| Exercise description |
Lines containing the word "your" need to be counted. Please reply with how many there are, and nothing else.
━━━ Records ━━━
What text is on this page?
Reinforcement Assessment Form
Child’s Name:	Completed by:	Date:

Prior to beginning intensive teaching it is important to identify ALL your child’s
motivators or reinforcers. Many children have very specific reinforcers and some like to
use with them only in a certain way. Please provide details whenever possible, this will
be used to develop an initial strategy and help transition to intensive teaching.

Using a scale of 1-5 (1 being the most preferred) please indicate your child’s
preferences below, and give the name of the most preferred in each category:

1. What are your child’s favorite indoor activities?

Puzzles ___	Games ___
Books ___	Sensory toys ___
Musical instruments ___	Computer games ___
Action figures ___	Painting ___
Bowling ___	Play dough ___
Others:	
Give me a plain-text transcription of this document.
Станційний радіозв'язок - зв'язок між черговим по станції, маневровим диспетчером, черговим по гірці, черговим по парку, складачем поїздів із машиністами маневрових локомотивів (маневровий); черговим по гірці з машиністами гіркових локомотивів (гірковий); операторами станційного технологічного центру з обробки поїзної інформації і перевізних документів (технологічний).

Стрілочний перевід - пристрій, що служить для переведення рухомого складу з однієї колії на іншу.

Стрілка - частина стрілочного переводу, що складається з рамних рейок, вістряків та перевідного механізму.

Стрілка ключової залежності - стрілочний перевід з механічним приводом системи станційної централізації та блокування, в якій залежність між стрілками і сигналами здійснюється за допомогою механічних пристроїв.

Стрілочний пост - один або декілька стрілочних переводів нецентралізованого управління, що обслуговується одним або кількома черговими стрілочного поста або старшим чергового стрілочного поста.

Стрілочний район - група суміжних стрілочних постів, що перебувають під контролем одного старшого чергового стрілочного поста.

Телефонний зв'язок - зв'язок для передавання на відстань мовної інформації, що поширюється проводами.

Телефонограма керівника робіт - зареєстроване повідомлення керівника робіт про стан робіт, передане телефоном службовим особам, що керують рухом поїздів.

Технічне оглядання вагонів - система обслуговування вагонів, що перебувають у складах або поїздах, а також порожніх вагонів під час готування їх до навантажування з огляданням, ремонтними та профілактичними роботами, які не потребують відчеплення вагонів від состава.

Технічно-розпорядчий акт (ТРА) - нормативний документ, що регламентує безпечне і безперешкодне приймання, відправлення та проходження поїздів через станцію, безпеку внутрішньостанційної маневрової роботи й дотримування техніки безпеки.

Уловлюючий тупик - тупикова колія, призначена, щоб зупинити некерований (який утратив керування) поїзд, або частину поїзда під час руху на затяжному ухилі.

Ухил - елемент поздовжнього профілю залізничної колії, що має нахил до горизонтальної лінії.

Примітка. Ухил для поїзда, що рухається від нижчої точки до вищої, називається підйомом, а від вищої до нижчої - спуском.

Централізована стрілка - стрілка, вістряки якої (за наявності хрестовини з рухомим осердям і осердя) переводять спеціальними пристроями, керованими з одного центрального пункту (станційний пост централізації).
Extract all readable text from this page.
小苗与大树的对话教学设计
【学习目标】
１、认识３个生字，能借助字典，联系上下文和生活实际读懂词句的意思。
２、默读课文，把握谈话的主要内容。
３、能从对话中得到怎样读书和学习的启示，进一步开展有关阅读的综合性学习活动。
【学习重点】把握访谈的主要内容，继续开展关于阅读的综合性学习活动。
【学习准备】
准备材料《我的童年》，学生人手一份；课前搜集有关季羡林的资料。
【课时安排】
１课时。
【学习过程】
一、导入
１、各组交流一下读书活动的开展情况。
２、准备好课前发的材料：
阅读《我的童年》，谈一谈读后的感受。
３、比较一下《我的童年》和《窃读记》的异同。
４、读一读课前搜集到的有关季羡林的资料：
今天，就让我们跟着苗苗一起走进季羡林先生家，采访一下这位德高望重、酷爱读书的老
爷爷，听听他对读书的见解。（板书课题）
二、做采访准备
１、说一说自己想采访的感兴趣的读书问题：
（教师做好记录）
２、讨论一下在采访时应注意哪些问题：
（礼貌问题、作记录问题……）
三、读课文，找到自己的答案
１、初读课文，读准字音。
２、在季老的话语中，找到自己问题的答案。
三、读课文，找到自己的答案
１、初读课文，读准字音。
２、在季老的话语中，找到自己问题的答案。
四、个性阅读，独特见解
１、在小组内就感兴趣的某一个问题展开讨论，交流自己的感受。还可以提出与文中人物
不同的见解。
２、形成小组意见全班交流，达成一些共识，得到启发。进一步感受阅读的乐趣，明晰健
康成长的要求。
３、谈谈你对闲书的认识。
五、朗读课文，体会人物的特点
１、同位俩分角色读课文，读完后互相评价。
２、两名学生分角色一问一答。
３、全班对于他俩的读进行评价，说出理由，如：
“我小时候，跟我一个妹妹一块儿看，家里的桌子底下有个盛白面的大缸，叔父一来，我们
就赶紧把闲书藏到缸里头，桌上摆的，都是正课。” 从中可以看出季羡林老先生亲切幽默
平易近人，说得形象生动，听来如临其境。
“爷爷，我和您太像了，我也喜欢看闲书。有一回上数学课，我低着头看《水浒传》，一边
━━━
| Exercise response |
3